■ **Written task**: Copy the entries below exactly. Images do not belong in the copy.

■ **Information shown**:
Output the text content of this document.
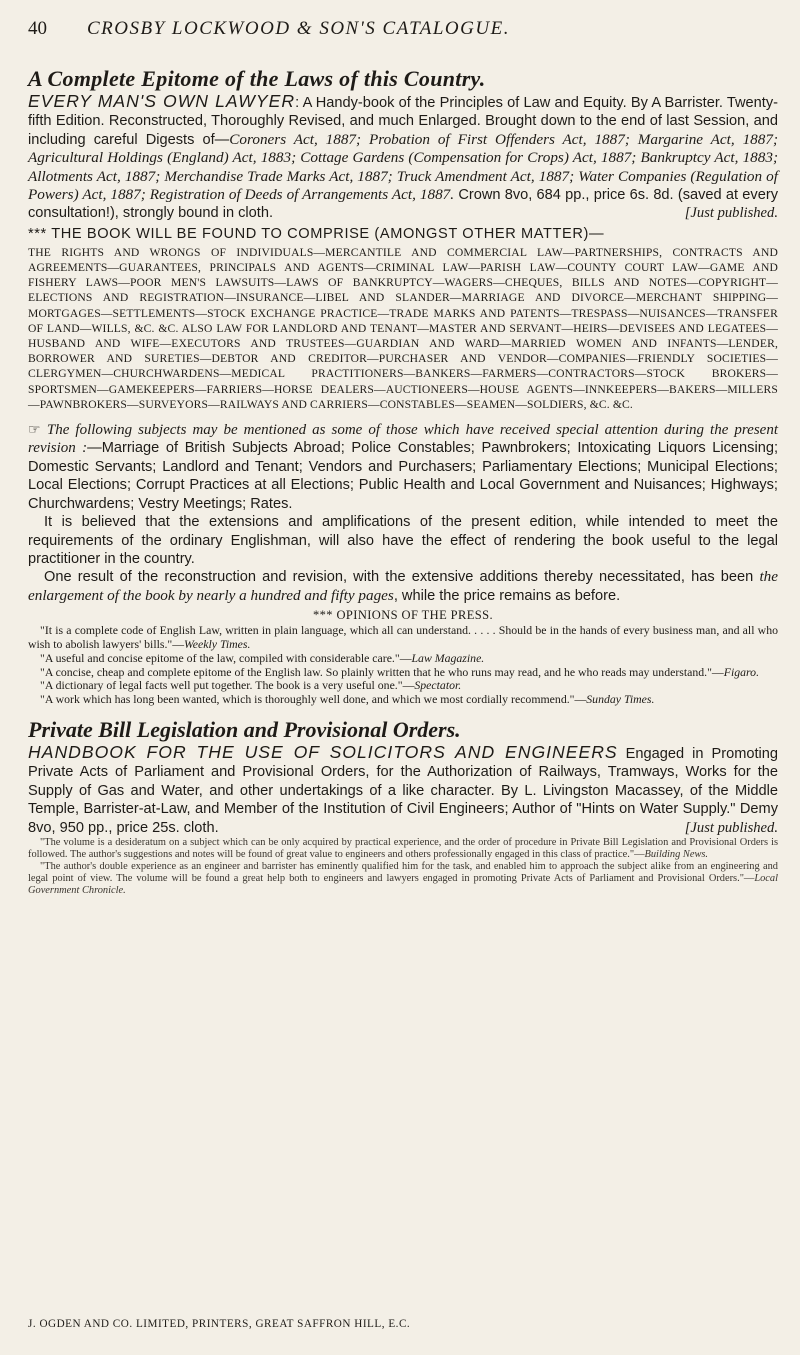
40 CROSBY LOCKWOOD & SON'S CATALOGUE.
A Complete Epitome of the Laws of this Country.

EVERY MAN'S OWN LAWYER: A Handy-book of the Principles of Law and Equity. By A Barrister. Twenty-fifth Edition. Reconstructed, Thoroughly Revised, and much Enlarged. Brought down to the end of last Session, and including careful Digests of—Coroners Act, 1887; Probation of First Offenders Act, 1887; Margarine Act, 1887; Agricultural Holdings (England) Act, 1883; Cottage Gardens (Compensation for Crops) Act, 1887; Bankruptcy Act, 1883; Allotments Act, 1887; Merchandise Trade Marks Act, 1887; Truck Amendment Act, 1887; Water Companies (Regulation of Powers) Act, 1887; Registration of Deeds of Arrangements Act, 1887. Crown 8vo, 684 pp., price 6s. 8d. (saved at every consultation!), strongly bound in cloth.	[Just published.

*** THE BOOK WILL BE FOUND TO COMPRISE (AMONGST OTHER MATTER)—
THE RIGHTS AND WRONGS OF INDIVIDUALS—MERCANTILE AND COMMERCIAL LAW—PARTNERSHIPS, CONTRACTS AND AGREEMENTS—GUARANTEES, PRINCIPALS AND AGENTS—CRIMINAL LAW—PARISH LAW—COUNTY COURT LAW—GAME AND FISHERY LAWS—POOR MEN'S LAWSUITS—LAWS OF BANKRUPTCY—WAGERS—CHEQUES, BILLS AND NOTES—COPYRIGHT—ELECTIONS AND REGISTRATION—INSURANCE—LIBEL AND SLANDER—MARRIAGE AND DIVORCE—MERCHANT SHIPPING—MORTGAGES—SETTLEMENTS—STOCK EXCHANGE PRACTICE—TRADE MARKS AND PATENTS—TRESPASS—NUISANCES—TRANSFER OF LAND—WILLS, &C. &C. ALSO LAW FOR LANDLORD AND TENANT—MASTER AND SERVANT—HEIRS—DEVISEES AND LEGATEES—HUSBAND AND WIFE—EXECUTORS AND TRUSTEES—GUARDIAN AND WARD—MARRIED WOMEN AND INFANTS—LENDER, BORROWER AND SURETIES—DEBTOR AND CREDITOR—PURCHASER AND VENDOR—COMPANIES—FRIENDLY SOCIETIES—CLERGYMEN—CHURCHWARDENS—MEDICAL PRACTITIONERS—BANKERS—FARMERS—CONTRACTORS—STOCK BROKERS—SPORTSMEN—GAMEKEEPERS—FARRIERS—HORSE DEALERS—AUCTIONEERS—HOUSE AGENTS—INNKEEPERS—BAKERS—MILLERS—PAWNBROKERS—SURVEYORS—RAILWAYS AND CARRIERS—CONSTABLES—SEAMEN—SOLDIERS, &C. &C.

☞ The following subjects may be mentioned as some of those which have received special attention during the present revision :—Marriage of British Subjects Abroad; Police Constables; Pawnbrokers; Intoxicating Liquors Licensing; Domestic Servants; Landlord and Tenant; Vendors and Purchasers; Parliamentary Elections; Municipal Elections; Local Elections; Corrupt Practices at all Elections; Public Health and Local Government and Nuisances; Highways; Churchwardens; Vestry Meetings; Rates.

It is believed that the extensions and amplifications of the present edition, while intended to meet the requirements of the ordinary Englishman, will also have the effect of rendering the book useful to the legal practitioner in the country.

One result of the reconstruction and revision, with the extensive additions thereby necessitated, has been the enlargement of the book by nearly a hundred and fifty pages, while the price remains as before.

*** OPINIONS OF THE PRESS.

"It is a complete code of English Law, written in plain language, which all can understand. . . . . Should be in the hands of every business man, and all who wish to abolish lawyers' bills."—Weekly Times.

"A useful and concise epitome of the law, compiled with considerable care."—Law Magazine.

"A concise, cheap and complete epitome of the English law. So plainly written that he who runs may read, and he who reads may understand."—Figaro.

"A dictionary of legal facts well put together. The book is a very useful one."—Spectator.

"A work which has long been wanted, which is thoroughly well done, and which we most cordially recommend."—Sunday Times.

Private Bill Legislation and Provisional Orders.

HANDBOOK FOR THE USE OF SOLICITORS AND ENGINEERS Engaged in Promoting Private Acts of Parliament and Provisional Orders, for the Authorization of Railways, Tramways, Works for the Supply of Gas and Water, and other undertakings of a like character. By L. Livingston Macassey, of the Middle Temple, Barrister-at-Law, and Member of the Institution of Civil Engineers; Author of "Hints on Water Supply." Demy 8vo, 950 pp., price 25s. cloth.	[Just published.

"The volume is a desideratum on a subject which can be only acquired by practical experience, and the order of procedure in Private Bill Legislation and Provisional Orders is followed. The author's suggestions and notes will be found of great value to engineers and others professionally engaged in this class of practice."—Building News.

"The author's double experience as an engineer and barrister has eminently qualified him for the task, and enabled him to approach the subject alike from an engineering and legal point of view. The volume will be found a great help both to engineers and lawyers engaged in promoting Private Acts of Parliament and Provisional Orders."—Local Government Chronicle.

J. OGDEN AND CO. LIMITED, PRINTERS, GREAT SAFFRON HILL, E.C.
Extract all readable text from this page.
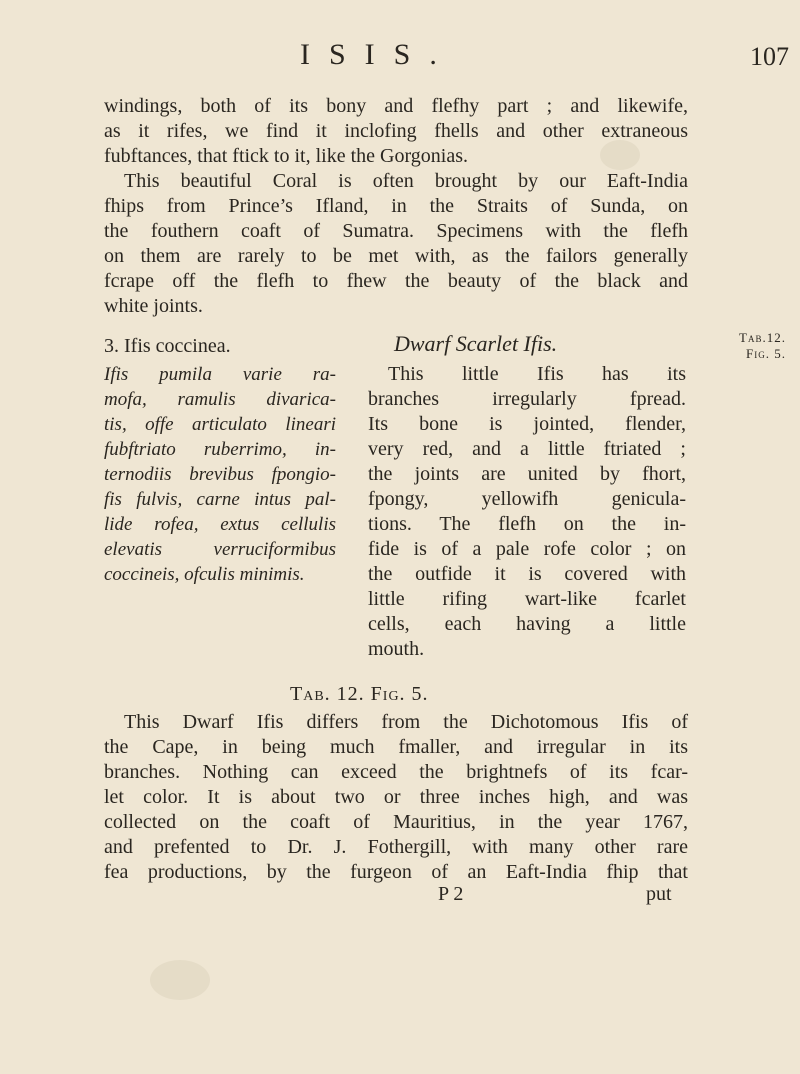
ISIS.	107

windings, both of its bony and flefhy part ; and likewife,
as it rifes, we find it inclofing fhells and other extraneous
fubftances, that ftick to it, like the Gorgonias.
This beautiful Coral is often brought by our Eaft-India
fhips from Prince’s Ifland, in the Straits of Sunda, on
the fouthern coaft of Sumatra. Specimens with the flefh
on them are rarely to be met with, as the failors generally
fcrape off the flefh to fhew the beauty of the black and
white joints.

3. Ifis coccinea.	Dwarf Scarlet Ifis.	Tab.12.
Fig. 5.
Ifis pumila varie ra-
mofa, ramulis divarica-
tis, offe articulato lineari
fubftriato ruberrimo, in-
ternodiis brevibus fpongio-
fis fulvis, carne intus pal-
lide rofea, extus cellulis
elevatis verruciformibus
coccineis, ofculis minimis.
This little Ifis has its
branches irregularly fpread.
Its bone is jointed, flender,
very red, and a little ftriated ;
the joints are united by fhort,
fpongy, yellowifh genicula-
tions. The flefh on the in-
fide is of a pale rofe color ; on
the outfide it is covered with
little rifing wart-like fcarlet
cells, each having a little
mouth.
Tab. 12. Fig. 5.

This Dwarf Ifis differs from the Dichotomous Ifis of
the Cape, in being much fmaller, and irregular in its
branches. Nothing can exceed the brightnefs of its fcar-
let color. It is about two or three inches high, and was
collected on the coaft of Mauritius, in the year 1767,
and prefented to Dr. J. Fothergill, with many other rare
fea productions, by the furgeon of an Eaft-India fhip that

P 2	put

■ **Correct result**:
Output the text content of this document.
40 CROSBY LOCKWOOD & SON'S CATALOGUE.
A Complete Epitome of the Laws of this Country.

EVERY MAN'S OWN LAWYER: A Handy-book of the Principles of Law and Equity. By A Barrister. Twenty-fifth Edition. Reconstructed, Thoroughly Revised, and much Enlarged. Brought down to the end of last Session, and including careful Digests of—Coroners Act, 1887; Probation of First Offenders Act, 1887; Margarine Act, 1887; Agricultural Holdings (England) Act, 1883; Cottage Gardens (Compensation for Crops) Act, 1887; Bankruptcy Act, 1883; Allotments Act, 1887; Merchandise Trade Marks Act, 1887; Truck Amendment Act, 1887; Water Companies (Regulation of Powers) Act, 1887; Registration of Deeds of Arrangements Act, 1887. Crown 8vo, 684 pp., price 6s. 8d. (saved at every consultation!), strongly bound in cloth.	[Just published.

*** THE BOOK WILL BE FOUND TO COMPRISE (AMONGST OTHER MATTER)—
THE RIGHTS AND WRONGS OF INDIVIDUALS—MERCANTILE AND COMMERCIAL LAW—PARTNERSHIPS, CONTRACTS AND AGREEMENTS—GUARANTEES, PRINCIPALS AND AGENTS—CRIMINAL LAW—PARISH LAW—COUNTY COURT LAW—GAME AND FISHERY LAWS—POOR MEN'S LAWSUITS—LAWS OF BANKRUPTCY—WAGERS—CHEQUES, BILLS AND NOTES—COPYRIGHT—ELECTIONS AND REGISTRATION—INSURANCE—LIBEL AND SLANDER—MARRIAGE AND DIVORCE—MERCHANT SHIPPING—MORTGAGES—SETTLEMENTS—STOCK EXCHANGE PRACTICE—TRADE MARKS AND PATENTS—TRESPASS—NUISANCES—TRANSFER OF LAND—WILLS, &C. &C. ALSO LAW FOR LANDLORD AND TENANT—MASTER AND SERVANT—HEIRS—DEVISEES AND LEGATEES—HUSBAND AND WIFE—EXECUTORS AND TRUSTEES—GUARDIAN AND WARD—MARRIED WOMEN AND INFANTS—LENDER, BORROWER AND SURETIES—DEBTOR AND CREDITOR—PURCHASER AND VENDOR—COMPANIES—FRIENDLY SOCIETIES—CLERGYMEN—CHURCHWARDENS—MEDICAL PRACTITIONERS—BANKERS—FARMERS—CONTRACTORS—STOCK BROKERS—SPORTSMEN—GAMEKEEPERS—FARRIERS—HORSE DEALERS—AUCTIONEERS—HOUSE AGENTS—INNKEEPERS—BAKERS—MILLERS—PAWNBROKERS—SURVEYORS—RAILWAYS AND CARRIERS—CONSTABLES—SEAMEN—SOLDIERS, &C. &C.

☞ The following subjects may be mentioned as some of those which have received special attention during the present revision :—Marriage of British Subjects Abroad; Police Constables; Pawnbrokers; Intoxicating Liquors Licensing; Domestic Servants; Landlord and Tenant; Vendors and Purchasers; Parliamentary Elections; Municipal Elections; Local Elections; Corrupt Practices at all Elections; Public Health and Local Government and Nuisances; Highways; Churchwardens; Vestry Meetings; Rates.

It is believed that the extensions and amplifications of the present edition, while intended to meet the requirements of the ordinary Englishman, will also have the effect of rendering the book useful to the legal practitioner in the country.

One result of the reconstruction and revision, with the extensive additions thereby necessitated, has been the enlargement of the book by nearly a hundred and fifty pages, while the price remains as before.

*** OPINIONS OF THE PRESS.

"It is a complete code of English Law, written in plain language, which all can understand. . . . . Should be in the hands of every business man, and all who wish to abolish lawyers' bills."—Weekly Times.

"A useful and concise epitome of the law, compiled with considerable care."—Law Magazine.

"A concise, cheap and complete epitome of the English law. So plainly written that he who runs may read, and he who reads may understand."—Figaro.

"A dictionary of legal facts well put together. The book is a very useful one."—Spectator.

"A work which has long been wanted, which is thoroughly well done, and which we most cordially recommend."—Sunday Times.

Private Bill Legislation and Provisional Orders.

HANDBOOK FOR THE USE OF SOLICITORS AND ENGINEERS Engaged in Promoting Private Acts of Parliament and Provisional Orders, for the Authorization of Railways, Tramways, Works for the Supply of Gas and Water, and other undertakings of a like character. By L. Livingston Macassey, of the Middle Temple, Barrister-at-Law, and Member of the Institution of Civil Engineers; Author of "Hints on Water Supply." Demy 8vo, 950 pp., price 25s. cloth.	[Just published.

"The volume is a desideratum on a subject which can be only acquired by practical experience, and the order of procedure in Private Bill Legislation and Provisional Orders is followed. The author's suggestions and notes will be found of great value to engineers and others professionally engaged in this class of practice."—Building News.

"The author's double experience as an engineer and barrister has eminently qualified him for the task, and enabled him to approach the subject alike from an engineering and legal point of view. The volume will be found a great help both to engineers and lawyers engaged in promoting Private Acts of Parliament and Provisional Orders."—Local Government Chronicle.

J. OGDEN AND CO. LIMITED, PRINTERS, GREAT SAFFRON HILL, E.C.
Extract all readable text from this page.
ISIS.	107

windings, both of its bony and flefhy part ; and likewife,
as it rifes, we find it inclofing fhells and other extraneous
fubftances, that ftick to it, like the Gorgonias.
This beautiful Coral is often brought by our Eaft-India
fhips from Prince’s Ifland, in the Straits of Sunda, on
the fouthern coaft of Sumatra. Specimens with the flefh
on them are rarely to be met with, as the failors generally
fcrape off the flefh to fhew the beauty of the black and
white joints.

3. Ifis coccinea.	Dwarf Scarlet Ifis.	Tab.12.
Fig. 5.
Ifis pumila varie ra-
mofa, ramulis divarica-
tis, offe articulato lineari
fubftriato ruberrimo, in-
ternodiis brevibus fpongio-
fis fulvis, carne intus pal-
lide rofea, extus cellulis
elevatis verruciformibus
coccineis, ofculis minimis.
This little Ifis has its
branches irregularly fpread.
Its bone is jointed, flender,
very red, and a little ftriated ;
the joints are united by fhort,
fpongy, yellowifh genicula-
tions. The flefh on the in-
fide is of a pale rofe color ; on
the outfide it is covered with
little rifing wart-like fcarlet
cells, each having a little
mouth.
Tab. 12. Fig. 5.

This Dwarf Ifis differs from the Dichotomous Ifis of
the Cape, in being much fmaller, and irregular in its
branches. Nothing can exceed the brightnefs of its fcar-
let color. It is about two or three inches high, and was
collected on the coaft of Mauritius, in the year 1767,
and prefented to Dr. J. Fothergill, with many other rare
fea productions, by the furgeon of an Eaft-India fhip that

P 2	put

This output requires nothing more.